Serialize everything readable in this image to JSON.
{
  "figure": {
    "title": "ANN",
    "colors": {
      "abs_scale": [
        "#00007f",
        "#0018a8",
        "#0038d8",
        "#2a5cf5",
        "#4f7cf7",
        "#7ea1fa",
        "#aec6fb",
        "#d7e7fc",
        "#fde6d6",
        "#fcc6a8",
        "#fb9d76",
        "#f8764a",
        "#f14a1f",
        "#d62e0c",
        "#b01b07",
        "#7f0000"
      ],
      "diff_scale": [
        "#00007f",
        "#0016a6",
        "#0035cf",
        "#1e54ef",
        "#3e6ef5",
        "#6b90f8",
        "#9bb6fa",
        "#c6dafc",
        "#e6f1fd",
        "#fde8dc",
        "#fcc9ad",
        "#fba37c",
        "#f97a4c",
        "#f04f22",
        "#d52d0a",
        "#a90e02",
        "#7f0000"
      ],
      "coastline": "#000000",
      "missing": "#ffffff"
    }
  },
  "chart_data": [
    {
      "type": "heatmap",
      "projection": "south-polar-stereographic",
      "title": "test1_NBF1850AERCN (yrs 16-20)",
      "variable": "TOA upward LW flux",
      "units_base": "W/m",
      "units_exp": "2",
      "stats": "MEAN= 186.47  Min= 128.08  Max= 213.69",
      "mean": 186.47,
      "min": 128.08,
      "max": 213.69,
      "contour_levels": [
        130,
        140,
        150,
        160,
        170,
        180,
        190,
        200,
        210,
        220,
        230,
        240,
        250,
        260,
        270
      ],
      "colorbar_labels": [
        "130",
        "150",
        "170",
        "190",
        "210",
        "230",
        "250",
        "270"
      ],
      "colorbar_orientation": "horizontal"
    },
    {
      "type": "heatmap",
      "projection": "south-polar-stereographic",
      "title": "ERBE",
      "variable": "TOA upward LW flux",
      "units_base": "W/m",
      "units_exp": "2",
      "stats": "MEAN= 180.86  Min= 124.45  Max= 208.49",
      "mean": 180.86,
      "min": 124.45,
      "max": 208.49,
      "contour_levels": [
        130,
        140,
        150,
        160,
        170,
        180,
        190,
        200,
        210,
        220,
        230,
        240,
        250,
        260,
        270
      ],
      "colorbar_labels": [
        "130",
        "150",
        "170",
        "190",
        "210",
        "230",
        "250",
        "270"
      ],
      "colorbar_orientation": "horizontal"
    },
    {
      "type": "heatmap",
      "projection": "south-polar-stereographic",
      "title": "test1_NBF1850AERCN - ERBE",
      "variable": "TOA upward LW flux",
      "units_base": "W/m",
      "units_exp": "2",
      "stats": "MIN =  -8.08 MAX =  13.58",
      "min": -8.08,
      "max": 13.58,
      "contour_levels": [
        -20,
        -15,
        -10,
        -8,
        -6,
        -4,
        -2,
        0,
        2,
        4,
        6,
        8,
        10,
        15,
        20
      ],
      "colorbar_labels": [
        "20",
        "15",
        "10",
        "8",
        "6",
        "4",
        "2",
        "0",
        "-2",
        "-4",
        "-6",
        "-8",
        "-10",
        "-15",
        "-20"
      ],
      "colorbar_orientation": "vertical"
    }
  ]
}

..............................

> Exercise details: Gather each line from the listing above that holds "ERBE".

> Answer to the problem:
      "title": "ERBE",
      "title": "test1_NBF1850AERCN - ERBE",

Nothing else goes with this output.